▶

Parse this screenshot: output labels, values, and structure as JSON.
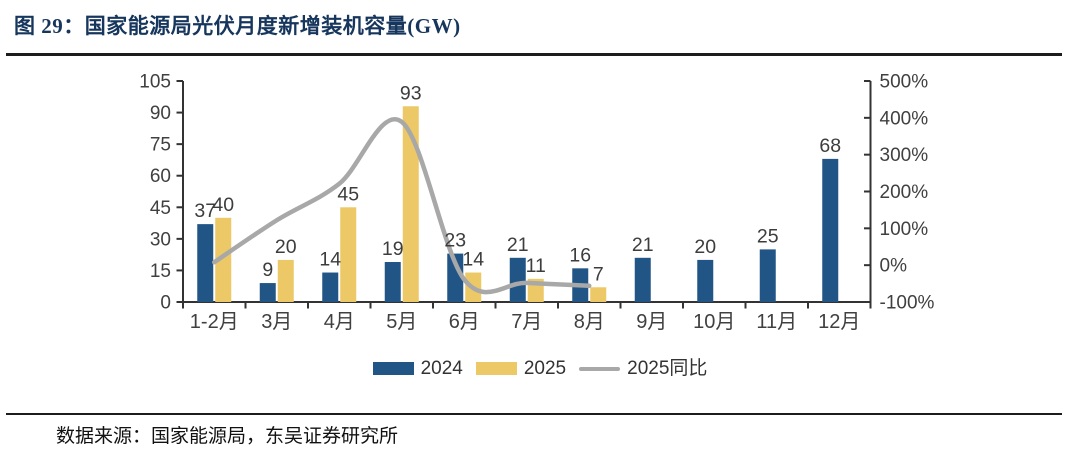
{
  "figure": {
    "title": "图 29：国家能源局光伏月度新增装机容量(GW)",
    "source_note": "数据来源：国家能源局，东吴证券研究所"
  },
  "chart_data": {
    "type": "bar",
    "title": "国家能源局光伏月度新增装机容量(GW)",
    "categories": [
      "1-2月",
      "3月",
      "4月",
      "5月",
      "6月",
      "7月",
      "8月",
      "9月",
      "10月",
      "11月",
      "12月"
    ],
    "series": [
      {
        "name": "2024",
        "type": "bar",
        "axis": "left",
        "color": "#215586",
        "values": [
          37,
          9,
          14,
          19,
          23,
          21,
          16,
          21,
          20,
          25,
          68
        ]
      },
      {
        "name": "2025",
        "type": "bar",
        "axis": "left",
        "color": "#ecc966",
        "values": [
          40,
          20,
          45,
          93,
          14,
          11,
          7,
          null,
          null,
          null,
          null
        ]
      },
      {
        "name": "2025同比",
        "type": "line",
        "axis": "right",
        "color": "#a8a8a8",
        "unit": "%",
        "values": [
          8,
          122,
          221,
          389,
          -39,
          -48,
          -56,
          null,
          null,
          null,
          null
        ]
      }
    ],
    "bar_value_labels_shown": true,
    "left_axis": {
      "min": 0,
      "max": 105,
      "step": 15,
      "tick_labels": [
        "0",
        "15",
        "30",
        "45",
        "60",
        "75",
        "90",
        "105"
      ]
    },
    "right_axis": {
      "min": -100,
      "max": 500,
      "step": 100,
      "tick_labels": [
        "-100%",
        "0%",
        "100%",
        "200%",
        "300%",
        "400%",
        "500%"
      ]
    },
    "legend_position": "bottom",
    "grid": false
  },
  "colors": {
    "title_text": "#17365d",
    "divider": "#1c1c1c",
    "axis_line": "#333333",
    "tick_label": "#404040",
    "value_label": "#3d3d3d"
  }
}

◀

## [WRITTEN REQUEST]
Strip the images and reproduce the remaining records precisely.

## [EXERCISE RESPONSE]
Parse this screenshot: output labels, values, and structure as JSON.
{
  "figure": {
    "title": "图 29：国家能源局光伏月度新增装机容量(GW)",
    "source_note": "数据来源：国家能源局，东吴证券研究所"
  },
  "chart_data": {
    "type": "bar",
    "title": "国家能源局光伏月度新增装机容量(GW)",
    "categories": [
      "1-2月",
      "3月",
      "4月",
      "5月",
      "6月",
      "7月",
      "8月",
      "9月",
      "10月",
      "11月",
      "12月"
    ],
    "series": [
      {
        "name": "2024",
        "type": "bar",
        "axis": "left",
        "color": "#215586",
        "values": [
          37,
          9,
          14,
          19,
          23,
          21,
          16,
          21,
          20,
          25,
          68
        ]
      },
      {
        "name": "2025",
        "type": "bar",
        "axis": "left",
        "color": "#ecc966",
        "values": [
          40,
          20,
          45,
          93,
          14,
          11,
          7,
          null,
          null,
          null,
          null
        ]
      },
      {
        "name": "2025同比",
        "type": "line",
        "axis": "right",
        "color": "#a8a8a8",
        "unit": "%",
        "values": [
          8,
          122,
          221,
          389,
          -39,
          -48,
          -56,
          null,
          null,
          null,
          null
        ]
      }
    ],
    "bar_value_labels_shown": true,
    "left_axis": {
      "min": 0,
      "max": 105,
      "step": 15,
      "tick_labels": [
        "0",
        "15",
        "30",
        "45",
        "60",
        "75",
        "90",
        "105"
      ]
    },
    "right_axis": {
      "min": -100,
      "max": 500,
      "step": 100,
      "tick_labels": [
        "-100%",
        "0%",
        "100%",
        "200%",
        "300%",
        "400%",
        "500%"
      ]
    },
    "legend_position": "bottom",
    "grid": false
  },
  "colors": {
    "title_text": "#17365d",
    "divider": "#1c1c1c",
    "axis_line": "#333333",
    "tick_label": "#404040",
    "value_label": "#3d3d3d"
  }
}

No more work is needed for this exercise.